Publication: National Glass Budget
Pittsburgh, PA, United States
BOTTLE MAKERS MEETING.
The National Bottle Manufacturers' Association held its annual meeting on Thursday, Friday and Saturday of this week at Atlantic City, N. J. Many prominent men in the bottle industry were on hand Tuesday and attended preliminary meetings. On Tuesday afternoon the directors of the Glass Container Association of America also met and transacted routine business.
The bottle business so far this year has not been good as manufacturers or workers would like. It is stated that there has only been twenty-five to forty per cent of the capacity in operation so far this year and that the only branch of the industry that is at all busy is that of milk bottles. Practically all of these bottles are manufactured by one interest and, it is said, the firm has been operating to capacity and steadily increasing its output at the same time and still is unable to keep up with the demand. One or two other companies are said to be seriously thinking about entering the milk bottle field.
Three outstanding features are receiving the attention of bottle manufacturers who are trying to reduce the manufacturing cost. They are: freight rates, labor and cost of raw materials. The high freight rates are playing havoc with profits in many instances. While the price of some raw materials that enter into the bottle batch have been reduced, others have been advanced. Labor, the third feature, is a hard problem to solve. Manufacturers are anxious to secure the lowest wage rate possible that does not interfere with a good standard of living for the workmen, and presented figures showing the decrease in cost of living and asked that the workers would accept a reduction in keeping therewith.

★ ★ ★ ★

§ What you have to do
Copy the part of the bottle makers' meeting article from "The bottle business" up to and including "milk bottle field.". The data that comes next is separate material, unrelated to the bottle makers' meeting article above.

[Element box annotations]

★ ★ ★ ★

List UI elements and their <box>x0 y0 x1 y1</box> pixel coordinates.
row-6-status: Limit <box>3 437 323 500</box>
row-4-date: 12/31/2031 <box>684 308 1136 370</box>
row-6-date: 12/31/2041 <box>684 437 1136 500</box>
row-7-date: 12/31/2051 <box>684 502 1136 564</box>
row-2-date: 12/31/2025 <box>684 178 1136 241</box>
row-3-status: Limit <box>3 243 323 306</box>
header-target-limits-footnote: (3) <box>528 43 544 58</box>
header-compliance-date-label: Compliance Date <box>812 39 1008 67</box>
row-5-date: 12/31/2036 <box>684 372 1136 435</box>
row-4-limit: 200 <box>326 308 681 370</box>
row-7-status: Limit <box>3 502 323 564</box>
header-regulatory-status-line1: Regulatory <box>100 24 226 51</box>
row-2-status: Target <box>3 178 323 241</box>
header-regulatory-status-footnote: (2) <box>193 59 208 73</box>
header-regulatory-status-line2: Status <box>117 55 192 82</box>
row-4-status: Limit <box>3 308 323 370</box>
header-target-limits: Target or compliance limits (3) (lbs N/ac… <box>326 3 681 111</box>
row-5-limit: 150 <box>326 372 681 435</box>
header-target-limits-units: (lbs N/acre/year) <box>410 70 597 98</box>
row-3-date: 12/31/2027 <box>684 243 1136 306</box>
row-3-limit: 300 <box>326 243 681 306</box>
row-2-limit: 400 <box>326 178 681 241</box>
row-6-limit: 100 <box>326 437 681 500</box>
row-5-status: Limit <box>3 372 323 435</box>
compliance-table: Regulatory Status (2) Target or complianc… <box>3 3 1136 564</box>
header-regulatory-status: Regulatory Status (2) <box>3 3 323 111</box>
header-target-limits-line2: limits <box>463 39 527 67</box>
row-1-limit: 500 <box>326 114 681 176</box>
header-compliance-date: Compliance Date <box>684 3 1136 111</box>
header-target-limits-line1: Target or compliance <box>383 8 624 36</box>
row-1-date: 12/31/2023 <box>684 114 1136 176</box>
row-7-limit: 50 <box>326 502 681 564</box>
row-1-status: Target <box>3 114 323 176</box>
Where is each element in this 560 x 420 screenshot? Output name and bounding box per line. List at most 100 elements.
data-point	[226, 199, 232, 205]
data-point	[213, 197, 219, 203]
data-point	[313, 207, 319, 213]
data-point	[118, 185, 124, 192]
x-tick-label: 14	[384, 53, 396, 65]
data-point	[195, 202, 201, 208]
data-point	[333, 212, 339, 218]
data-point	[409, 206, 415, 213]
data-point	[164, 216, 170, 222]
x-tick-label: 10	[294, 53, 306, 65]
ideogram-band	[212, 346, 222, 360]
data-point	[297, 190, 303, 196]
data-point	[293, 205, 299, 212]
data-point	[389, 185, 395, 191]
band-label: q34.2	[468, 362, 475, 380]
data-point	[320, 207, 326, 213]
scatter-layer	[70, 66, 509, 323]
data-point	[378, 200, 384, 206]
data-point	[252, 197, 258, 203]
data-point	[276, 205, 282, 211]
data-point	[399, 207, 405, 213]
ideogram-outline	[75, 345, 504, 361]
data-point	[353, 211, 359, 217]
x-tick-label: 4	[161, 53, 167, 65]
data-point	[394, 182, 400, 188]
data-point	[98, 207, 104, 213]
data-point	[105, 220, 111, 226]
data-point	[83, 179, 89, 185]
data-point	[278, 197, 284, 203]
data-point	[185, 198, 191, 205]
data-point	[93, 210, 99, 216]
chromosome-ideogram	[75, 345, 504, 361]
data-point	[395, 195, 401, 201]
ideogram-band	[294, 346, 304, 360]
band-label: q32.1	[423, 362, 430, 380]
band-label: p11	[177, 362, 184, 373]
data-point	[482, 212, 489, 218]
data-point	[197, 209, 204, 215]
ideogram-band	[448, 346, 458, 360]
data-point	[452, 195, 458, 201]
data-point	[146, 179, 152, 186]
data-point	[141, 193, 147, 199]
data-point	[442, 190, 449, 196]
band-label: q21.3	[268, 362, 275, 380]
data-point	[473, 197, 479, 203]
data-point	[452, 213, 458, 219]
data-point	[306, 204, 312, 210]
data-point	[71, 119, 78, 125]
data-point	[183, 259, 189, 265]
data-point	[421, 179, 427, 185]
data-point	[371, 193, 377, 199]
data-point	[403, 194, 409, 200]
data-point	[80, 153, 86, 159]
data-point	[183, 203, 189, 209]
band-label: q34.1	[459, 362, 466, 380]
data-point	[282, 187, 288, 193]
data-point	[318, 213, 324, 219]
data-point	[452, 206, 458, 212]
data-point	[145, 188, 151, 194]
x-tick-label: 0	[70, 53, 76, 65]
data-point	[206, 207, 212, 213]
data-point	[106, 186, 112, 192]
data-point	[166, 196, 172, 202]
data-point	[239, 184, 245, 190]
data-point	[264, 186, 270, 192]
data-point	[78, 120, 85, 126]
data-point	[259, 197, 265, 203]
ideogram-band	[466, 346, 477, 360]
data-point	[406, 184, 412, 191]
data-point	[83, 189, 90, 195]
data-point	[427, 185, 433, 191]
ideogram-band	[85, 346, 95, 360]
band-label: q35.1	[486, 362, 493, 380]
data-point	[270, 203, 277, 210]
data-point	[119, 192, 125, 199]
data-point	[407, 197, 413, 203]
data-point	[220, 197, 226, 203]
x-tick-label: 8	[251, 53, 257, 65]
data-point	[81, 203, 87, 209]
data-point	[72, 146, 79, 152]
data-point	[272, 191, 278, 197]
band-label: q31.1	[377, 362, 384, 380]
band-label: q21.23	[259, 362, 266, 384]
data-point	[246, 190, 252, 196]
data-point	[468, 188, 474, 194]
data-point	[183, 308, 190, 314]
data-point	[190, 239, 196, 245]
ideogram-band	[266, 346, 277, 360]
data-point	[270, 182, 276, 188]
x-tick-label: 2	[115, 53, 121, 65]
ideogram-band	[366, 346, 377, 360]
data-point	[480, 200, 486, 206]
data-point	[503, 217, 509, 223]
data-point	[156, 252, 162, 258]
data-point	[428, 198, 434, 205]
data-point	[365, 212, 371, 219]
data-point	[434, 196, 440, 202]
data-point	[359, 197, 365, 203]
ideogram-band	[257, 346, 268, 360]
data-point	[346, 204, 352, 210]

★ ★ ★ ★

§ Exercise solution
The bottle business so far this year has not been good as manufacturers or workers would like. It is stated that there has only been twenty-five to forty per cent of the capacity in operation so far this year and that the only branch of the industry that is at all busy is that of milk bottles. Practically all of these bottles are manufactured by one interest and, it is said, the firm has been operating to capacity and steadily increasing its output at the same time and still is unable to keep up with the demand. One or two other companies are said to be seriously thinking about entering the milk bottle field.